Given task -
Give nothing except the number of lines containing the word "title".

Records from a collection
----------
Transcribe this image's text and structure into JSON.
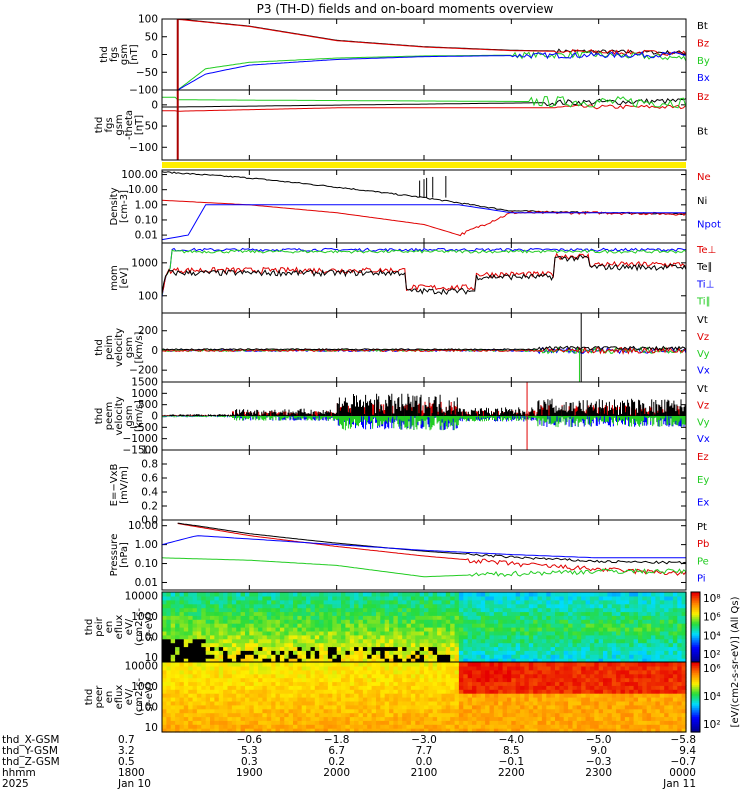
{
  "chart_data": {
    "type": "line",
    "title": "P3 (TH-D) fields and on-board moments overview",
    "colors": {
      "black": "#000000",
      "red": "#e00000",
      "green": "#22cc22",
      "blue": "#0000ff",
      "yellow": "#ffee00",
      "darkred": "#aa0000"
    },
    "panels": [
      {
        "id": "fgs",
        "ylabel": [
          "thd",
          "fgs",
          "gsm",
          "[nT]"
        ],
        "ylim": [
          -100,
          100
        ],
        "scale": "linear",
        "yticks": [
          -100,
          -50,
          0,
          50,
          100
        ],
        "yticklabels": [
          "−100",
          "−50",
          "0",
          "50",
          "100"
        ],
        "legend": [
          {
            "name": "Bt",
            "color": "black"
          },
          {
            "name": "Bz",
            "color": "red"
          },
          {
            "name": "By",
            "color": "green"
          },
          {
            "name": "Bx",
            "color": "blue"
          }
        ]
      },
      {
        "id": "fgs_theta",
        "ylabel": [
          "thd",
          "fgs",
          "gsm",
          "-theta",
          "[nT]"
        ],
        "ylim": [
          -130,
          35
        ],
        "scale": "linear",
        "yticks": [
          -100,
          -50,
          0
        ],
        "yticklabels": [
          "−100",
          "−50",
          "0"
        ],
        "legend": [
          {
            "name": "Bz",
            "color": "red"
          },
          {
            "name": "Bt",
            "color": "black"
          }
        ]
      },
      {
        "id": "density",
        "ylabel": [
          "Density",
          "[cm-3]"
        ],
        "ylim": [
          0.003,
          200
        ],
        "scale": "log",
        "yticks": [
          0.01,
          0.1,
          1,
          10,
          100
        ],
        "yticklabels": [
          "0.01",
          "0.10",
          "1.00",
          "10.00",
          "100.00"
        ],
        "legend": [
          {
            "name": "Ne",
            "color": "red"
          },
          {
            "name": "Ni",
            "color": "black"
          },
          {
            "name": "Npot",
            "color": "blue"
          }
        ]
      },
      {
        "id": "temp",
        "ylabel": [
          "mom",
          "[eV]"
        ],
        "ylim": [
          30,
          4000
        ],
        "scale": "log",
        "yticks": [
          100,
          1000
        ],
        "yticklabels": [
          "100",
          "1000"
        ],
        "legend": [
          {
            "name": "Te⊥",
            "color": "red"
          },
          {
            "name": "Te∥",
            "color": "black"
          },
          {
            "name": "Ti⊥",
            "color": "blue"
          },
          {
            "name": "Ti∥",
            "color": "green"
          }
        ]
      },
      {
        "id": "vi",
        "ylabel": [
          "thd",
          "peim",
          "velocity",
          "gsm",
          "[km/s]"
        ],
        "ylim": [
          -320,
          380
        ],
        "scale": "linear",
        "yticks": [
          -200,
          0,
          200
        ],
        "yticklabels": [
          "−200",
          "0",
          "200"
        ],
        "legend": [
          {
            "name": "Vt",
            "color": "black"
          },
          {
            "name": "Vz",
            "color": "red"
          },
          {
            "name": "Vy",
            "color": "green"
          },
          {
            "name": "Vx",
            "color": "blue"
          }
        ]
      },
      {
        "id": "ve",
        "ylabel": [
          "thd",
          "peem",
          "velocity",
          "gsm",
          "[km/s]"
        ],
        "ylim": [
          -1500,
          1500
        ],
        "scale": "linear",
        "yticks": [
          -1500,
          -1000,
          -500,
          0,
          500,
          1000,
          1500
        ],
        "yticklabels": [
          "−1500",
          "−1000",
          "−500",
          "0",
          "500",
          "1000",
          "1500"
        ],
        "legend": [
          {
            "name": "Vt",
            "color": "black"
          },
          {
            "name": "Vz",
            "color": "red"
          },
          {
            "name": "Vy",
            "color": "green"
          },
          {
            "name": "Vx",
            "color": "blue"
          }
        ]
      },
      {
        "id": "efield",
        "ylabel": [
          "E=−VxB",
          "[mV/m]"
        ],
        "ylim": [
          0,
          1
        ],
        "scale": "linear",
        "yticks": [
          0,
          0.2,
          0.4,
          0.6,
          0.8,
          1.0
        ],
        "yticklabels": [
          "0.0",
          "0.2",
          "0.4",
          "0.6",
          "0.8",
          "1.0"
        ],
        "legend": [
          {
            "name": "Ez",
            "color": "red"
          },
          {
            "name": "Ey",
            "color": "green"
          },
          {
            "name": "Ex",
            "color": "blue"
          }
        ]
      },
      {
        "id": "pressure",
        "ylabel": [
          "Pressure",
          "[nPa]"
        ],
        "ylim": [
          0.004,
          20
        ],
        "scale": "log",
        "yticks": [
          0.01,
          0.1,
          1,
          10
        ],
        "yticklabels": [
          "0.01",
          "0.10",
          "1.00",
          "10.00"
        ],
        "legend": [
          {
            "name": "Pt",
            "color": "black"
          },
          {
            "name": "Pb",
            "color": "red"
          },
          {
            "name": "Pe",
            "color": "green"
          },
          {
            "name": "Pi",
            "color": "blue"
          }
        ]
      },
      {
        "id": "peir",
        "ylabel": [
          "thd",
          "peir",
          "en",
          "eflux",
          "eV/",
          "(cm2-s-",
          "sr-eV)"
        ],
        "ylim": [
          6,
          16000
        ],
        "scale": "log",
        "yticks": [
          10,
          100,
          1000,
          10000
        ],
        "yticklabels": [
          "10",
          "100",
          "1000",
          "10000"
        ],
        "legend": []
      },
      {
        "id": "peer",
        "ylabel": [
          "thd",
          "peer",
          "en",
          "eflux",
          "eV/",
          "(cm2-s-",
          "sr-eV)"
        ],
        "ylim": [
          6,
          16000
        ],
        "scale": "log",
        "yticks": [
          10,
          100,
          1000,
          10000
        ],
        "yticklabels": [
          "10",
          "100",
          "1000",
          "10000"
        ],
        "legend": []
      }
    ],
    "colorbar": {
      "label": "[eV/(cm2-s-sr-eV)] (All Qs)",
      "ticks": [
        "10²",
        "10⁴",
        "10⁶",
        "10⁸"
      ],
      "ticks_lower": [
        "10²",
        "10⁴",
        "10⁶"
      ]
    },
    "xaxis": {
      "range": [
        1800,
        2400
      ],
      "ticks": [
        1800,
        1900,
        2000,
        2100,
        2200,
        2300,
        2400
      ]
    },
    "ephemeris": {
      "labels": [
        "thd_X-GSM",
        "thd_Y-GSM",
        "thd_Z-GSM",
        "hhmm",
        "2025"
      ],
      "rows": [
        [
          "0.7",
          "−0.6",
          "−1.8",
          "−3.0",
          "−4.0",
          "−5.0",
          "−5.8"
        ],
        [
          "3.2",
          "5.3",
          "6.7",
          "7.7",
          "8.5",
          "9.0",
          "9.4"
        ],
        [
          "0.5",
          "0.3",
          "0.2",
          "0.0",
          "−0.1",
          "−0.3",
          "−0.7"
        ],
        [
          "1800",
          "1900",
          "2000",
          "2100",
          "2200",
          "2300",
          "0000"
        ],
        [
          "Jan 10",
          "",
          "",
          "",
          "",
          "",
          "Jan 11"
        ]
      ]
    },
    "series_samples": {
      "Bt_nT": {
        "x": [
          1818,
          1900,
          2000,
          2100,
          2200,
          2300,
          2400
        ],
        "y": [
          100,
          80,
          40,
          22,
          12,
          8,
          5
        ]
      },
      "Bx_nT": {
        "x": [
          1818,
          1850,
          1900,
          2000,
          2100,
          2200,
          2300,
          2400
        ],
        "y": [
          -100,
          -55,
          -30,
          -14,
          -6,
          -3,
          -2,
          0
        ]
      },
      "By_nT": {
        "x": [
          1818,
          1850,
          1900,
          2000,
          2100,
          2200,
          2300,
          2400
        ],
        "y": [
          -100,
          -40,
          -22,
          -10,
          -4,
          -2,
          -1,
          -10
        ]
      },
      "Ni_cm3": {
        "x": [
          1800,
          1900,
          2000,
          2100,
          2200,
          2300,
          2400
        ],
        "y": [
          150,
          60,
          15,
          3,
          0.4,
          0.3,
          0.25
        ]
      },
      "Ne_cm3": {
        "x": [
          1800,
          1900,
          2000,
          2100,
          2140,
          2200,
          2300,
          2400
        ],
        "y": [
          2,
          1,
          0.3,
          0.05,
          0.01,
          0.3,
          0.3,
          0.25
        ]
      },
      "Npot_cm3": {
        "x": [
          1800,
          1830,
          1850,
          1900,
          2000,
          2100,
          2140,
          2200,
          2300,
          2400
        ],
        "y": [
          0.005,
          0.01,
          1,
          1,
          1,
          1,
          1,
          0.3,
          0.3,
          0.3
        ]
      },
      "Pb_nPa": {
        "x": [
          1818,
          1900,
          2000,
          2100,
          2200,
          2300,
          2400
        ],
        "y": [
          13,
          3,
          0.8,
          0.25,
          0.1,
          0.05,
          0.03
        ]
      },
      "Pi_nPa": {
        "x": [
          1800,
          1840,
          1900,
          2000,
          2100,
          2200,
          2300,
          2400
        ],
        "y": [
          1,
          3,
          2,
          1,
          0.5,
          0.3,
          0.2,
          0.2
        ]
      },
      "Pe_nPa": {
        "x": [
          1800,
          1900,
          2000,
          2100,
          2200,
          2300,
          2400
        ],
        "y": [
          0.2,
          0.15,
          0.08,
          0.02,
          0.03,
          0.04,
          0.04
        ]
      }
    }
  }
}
----------
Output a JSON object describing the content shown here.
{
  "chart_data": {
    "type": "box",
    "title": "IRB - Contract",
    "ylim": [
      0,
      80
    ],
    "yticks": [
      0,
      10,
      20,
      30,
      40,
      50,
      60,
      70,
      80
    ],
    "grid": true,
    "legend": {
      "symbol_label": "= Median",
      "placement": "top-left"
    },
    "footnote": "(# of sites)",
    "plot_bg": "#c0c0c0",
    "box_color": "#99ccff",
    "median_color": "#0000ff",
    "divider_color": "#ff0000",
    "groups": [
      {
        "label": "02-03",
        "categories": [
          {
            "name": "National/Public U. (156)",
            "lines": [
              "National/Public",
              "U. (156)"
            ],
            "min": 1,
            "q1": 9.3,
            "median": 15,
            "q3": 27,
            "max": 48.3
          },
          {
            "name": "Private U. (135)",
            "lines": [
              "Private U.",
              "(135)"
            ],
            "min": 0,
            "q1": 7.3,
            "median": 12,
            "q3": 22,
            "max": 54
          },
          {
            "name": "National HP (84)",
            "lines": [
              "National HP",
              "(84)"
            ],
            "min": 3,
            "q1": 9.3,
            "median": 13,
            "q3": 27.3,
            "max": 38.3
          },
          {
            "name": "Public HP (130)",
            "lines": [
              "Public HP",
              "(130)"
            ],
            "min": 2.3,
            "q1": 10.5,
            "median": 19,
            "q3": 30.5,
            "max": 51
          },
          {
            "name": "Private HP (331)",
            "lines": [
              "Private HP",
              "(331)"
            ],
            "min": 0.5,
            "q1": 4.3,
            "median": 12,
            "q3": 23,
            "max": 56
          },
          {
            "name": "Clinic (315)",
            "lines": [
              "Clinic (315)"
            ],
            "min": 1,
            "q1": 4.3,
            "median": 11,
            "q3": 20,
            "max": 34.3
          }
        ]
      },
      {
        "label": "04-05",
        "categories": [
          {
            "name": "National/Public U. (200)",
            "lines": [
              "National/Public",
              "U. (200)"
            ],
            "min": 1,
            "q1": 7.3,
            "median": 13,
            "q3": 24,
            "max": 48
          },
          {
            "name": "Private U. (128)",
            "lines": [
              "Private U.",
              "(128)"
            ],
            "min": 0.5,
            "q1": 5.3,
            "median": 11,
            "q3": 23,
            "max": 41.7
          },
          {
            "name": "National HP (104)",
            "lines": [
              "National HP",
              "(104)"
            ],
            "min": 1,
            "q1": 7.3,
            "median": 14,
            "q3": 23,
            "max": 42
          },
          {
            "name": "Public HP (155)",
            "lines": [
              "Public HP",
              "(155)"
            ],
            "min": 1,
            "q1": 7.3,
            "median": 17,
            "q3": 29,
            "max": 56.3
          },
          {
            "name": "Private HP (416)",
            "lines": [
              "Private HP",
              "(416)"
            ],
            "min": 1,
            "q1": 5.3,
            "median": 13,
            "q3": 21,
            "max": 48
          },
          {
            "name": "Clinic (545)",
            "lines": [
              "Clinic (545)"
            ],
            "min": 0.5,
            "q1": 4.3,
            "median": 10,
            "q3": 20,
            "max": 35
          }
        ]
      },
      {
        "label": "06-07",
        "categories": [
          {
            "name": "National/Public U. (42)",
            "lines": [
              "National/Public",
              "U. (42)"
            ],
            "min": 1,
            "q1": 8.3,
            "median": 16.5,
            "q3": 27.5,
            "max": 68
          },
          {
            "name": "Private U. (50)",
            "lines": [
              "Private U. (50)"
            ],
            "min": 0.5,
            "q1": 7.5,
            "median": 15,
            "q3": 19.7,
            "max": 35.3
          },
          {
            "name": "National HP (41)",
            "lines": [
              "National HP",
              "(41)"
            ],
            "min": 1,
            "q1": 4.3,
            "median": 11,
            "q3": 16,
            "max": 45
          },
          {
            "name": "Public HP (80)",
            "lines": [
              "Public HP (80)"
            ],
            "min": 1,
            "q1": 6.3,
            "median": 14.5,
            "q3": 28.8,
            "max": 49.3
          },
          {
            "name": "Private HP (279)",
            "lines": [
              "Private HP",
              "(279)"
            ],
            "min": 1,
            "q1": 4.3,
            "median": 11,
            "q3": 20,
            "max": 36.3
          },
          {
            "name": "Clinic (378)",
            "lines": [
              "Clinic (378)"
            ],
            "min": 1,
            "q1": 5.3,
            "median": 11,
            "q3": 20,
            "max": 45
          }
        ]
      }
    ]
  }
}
----------
Written solution -
2